> **What you are asked to do**:
Set down the full listing exactly as given. Any pictures are to be left out.

┄┄┄┄┄┄┄┄┄┄┄┄┄┄┄┄┄┄┄┄

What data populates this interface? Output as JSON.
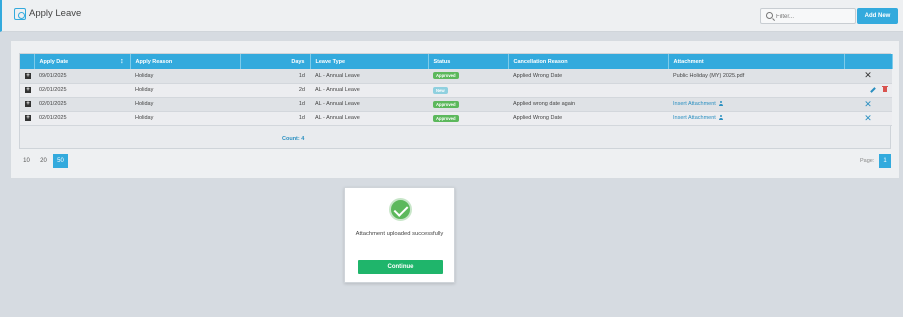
{
  "header": {
    "title": "Apply Leave",
    "filter_placeholder": "Filter...",
    "add_new_label": "Add New"
  },
  "table": {
    "columns": [
      "Apply Date",
      "Apply Reason",
      "Days",
      "Leave Type",
      "Status",
      "Cancellation Reason",
      "Attachment"
    ],
    "rows": [
      {
        "apply_date": "09/01/2025",
        "apply_reason": "Holiday",
        "days": "1d",
        "leave_type": "AL - Annual Leave",
        "status": "Approved",
        "cancellation_reason": "Applied Wrong Date",
        "attachment": "Public Holiday (MY) 2025.pdf"
      },
      {
        "apply_date": "02/01/2025",
        "apply_reason": "Holiday",
        "days": "2d",
        "leave_type": "AL - Annual Leave",
        "status": "New",
        "cancellation_reason": "",
        "attachment": ""
      },
      {
        "apply_date": "02/01/2025",
        "apply_reason": "Holiday",
        "days": "1d",
        "leave_type": "AL - Annual Leave",
        "status": "Approved",
        "cancellation_reason": "Applied wrong date again",
        "attachment": "Insert Attachment"
      },
      {
        "apply_date": "02/01/2025",
        "apply_reason": "Holiday",
        "days": "1d",
        "leave_type": "AL - Annual Leave",
        "status": "Approved",
        "cancellation_reason": "Applied Wrong Date",
        "attachment": "Insert Attachment"
      }
    ],
    "count_label": "Count: 4"
  },
  "pager": {
    "sizes": [
      "10",
      "20",
      "50"
    ],
    "active_size": "50",
    "page_label": "Page:",
    "current_page": "1"
  },
  "dialog": {
    "message": "Attachment uploaded successfully",
    "continue_label": "Continue"
  },
  "colors": {
    "accent": "#33aadd",
    "approved": "#5cb85c",
    "new": "#8fd0df",
    "continue": "#1fb56b"
  }
}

┄┄┄┄┄┄┄┄┄┄┄┄┄┄┄┄┄┄┄┄

> **Solution for this task**:
What data populates this interface? Output as JSON.
{
  "header": {
    "title": "Apply Leave",
    "filter_placeholder": "Filter...",
    "add_new_label": "Add New"
  },
  "table": {
    "columns": [
      "Apply Date",
      "Apply Reason",
      "Days",
      "Leave Type",
      "Status",
      "Cancellation Reason",
      "Attachment"
    ],
    "rows": [
      {
        "apply_date": "09/01/2025",
        "apply_reason": "Holiday",
        "days": "1d",
        "leave_type": "AL - Annual Leave",
        "status": "Approved",
        "cancellation_reason": "Applied Wrong Date",
        "attachment": "Public Holiday (MY) 2025.pdf"
      },
      {
        "apply_date": "02/01/2025",
        "apply_reason": "Holiday",
        "days": "2d",
        "leave_type": "AL - Annual Leave",
        "status": "New",
        "cancellation_reason": "",
        "attachment": ""
      },
      {
        "apply_date": "02/01/2025",
        "apply_reason": "Holiday",
        "days": "1d",
        "leave_type": "AL - Annual Leave",
        "status": "Approved",
        "cancellation_reason": "Applied wrong date again",
        "attachment": "Insert Attachment"
      },
      {
        "apply_date": "02/01/2025",
        "apply_reason": "Holiday",
        "days": "1d",
        "leave_type": "AL - Annual Leave",
        "status": "Approved",
        "cancellation_reason": "Applied Wrong Date",
        "attachment": "Insert Attachment"
      }
    ],
    "count_label": "Count: 4"
  },
  "pager": {
    "sizes": [
      "10",
      "20",
      "50"
    ],
    "active_size": "50",
    "page_label": "Page:",
    "current_page": "1"
  },
  "dialog": {
    "message": "Attachment uploaded successfully",
    "continue_label": "Continue"
  },
  "colors": {
    "accent": "#33aadd",
    "approved": "#5cb85c",
    "new": "#8fd0df",
    "continue": "#1fb56b"
  }
}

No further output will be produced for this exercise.